#### Input material:
Begin

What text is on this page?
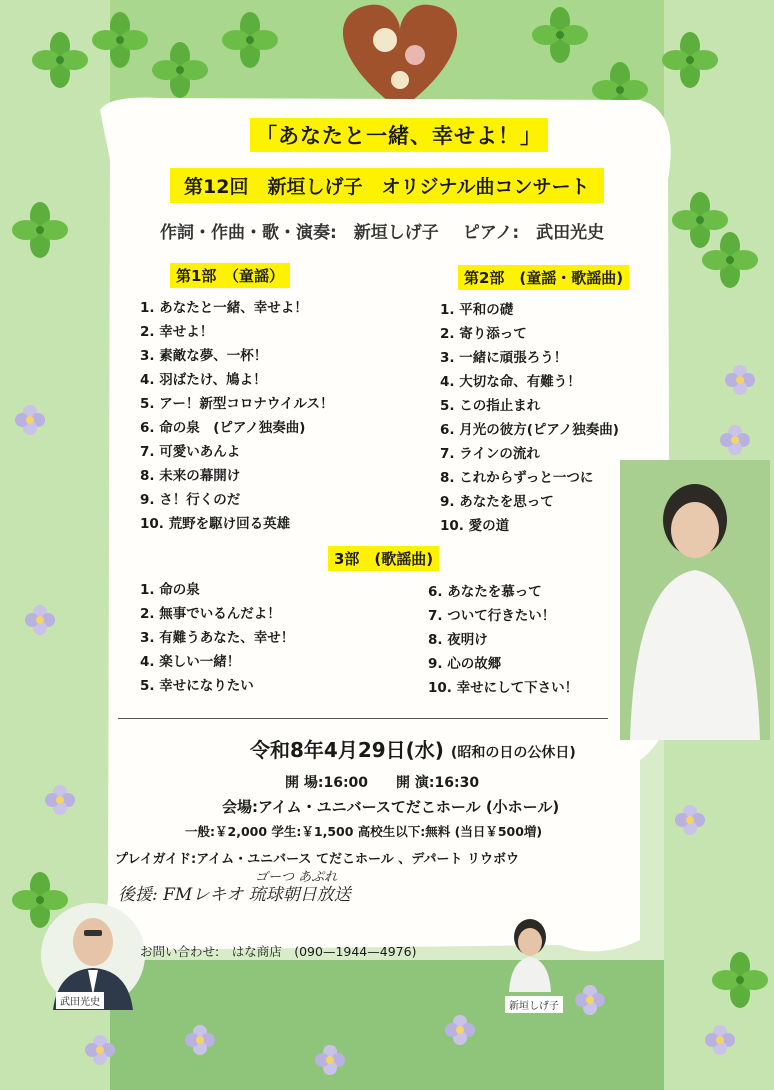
武田光史	新垣しげ子
「あなたと一緒、幸せよ！」
第12回　新垣しげ子　オリジナル曲コンサート
作詞・作曲・歌・演奏:　新垣しげ子 ピアノ:　武田光史
第1部　（童謡）
1. あなたと一緒、幸せよ！
2. 幸せよ！
3. 素敵な夢、一杯！
4. 羽ばたけ、鳩よ！
5. アー！新型コロナウイルス！
6. 命の泉　(ピアノ独奏曲)
7. 可愛いあんよ
8. 未来の幕開け
9. さ！行くのだ
10. 荒野を駆け回る英雄
第2部　(童謡・歌謡曲)
1. 平和の礎
2. 寄り添って
3. 一緒に頑張ろう！
4. 大切な命、有難う！
5. この指止まれ
6. 月光の彼方(ピアノ独奏曲)
7. ラインの流れ
8. これからずっと一つに
9. あなたを思って
10. 愛の道
3部　(歌謡曲)
1. 命の泉
2. 無事でいるんだよ！
3. 有難うあなた、幸せ！
4. 楽しい一緒！
5. 幸せになりたい
6. あなたを慕って
7. ついて行きたい！
8. 夜明け
9. 心の故郷
10. 幸せにして下さい！
令和8年4月29日(水) (昭和の日の公休日)
開 場:16:00　　開 演:16:30
会場:アイム・ユニバースてだこホール (小ホール)
一般:￥2,000 学生:￥1,500 高校生以下:無料 (当日￥500増)
プレイガイド:アイム・ユニバース てだこホール 、デパート リウボウ
ゴーつ あぷれ
後援: FMレキオ 琉球朝日放送
お問い合わせ:　はな商店　(090—1944—4976)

End

#### Requirements:
Give the entries again without a single change, but with no pictures.

#### Solution to this exercise:
What text is on this page?
武田光史	新垣しげ子
「あなたと一緒、幸せよ！」
第12回　新垣しげ子　オリジナル曲コンサート
作詞・作曲・歌・演奏:　新垣しげ子 ピアノ:　武田光史
第1部　（童謡）
1. あなたと一緒、幸せよ！
2. 幸せよ！
3. 素敵な夢、一杯！
4. 羽ばたけ、鳩よ！
5. アー！新型コロナウイルス！
6. 命の泉　(ピアノ独奏曲)
7. 可愛いあんよ
8. 未来の幕開け
9. さ！行くのだ
10. 荒野を駆け回る英雄
第2部　(童謡・歌謡曲)
1. 平和の礎
2. 寄り添って
3. 一緒に頑張ろう！
4. 大切な命、有難う！
5. この指止まれ
6. 月光の彼方(ピアノ独奏曲)
7. ラインの流れ
8. これからずっと一つに
9. あなたを思って
10. 愛の道
3部　(歌謡曲)
1. 命の泉
2. 無事でいるんだよ！
3. 有難うあなた、幸せ！
4. 楽しい一緒！
5. 幸せになりたい
6. あなたを慕って
7. ついて行きたい！
8. 夜明け
9. 心の故郷
10. 幸せにして下さい！
令和8年4月29日(水) (昭和の日の公休日)
開 場:16:00　　開 演:16:30
会場:アイム・ユニバースてだこホール (小ホール)
一般:￥2,000 学生:￥1,500 高校生以下:無料 (当日￥500増)
プレイガイド:アイム・ユニバース てだこホール 、デパート リウボウ
ゴーつ あぷれ
後援: FMレキオ 琉球朝日放送
お問い合わせ:　はな商店　(090—1944—4976)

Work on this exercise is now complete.